Task to carry out – Copy all lines holding the word "JSON" from the entries.

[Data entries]
=====

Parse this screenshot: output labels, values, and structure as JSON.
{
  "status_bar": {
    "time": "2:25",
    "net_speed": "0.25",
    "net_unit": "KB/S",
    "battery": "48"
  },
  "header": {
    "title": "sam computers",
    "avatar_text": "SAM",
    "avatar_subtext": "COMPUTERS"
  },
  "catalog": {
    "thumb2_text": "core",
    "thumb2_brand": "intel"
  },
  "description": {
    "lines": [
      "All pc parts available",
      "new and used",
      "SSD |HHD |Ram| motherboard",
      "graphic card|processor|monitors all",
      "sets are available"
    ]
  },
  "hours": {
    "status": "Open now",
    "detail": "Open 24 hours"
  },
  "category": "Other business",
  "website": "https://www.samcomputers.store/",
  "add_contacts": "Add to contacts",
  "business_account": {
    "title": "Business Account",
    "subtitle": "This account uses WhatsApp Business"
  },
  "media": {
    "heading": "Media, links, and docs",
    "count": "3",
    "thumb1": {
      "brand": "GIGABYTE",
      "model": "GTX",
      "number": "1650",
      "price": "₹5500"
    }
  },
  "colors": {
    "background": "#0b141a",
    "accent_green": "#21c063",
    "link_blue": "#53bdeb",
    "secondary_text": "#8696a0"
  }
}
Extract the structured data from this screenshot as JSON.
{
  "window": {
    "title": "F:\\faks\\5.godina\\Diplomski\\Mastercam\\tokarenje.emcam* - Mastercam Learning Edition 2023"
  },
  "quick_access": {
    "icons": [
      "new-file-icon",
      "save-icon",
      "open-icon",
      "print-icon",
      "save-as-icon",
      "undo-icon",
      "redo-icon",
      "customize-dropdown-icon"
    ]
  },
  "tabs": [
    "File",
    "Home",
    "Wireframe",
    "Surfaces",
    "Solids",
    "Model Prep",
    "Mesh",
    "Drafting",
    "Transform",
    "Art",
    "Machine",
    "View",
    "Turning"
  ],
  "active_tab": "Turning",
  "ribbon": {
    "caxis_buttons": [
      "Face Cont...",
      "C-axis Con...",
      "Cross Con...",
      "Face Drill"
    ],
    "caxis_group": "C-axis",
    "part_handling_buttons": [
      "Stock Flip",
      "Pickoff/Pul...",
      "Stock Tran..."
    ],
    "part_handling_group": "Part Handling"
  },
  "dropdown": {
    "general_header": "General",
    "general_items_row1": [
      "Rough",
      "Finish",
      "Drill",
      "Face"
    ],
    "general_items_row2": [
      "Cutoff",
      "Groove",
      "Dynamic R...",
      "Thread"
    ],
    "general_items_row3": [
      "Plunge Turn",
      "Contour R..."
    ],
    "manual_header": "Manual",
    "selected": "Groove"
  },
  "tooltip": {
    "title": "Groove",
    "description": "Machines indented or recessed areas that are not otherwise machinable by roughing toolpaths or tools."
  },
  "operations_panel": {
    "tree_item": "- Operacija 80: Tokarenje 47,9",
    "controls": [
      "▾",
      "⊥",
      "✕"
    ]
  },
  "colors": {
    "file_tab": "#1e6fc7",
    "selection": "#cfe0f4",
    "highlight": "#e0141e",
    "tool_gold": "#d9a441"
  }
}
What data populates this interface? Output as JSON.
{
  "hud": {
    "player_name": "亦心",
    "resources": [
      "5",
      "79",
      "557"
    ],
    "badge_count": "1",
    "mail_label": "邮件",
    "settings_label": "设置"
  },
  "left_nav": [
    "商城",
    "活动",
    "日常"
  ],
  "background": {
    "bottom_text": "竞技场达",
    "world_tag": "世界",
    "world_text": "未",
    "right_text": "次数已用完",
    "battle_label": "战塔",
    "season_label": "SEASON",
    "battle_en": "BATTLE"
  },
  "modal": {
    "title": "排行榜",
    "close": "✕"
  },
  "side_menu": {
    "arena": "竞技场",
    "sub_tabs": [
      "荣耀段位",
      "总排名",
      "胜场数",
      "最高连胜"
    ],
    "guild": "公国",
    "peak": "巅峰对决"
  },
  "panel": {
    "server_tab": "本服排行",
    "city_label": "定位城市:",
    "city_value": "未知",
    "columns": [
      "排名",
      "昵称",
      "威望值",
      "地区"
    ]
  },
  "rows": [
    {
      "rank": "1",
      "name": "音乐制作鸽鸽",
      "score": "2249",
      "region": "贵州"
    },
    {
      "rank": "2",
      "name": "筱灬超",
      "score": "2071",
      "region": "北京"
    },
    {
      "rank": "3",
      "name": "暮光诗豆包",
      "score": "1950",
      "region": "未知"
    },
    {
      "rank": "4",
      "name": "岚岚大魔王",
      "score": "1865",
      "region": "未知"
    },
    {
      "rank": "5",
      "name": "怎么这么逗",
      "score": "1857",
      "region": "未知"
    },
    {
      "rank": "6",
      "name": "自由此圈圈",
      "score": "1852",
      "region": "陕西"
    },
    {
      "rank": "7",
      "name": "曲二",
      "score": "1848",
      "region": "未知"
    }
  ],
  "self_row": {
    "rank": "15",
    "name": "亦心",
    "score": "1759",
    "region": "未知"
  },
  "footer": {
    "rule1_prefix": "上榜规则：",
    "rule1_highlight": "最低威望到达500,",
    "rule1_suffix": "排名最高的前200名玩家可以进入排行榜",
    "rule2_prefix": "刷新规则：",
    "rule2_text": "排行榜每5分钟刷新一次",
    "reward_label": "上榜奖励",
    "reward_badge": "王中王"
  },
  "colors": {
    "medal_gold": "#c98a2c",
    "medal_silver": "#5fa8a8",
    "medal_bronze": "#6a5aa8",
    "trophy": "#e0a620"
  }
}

=====

Exercise result –
Parse this screenshot: output labels, values, and structure as JSON.
Extract the structured data from this screenshot as JSON.
What data populates this interface? Output as JSON.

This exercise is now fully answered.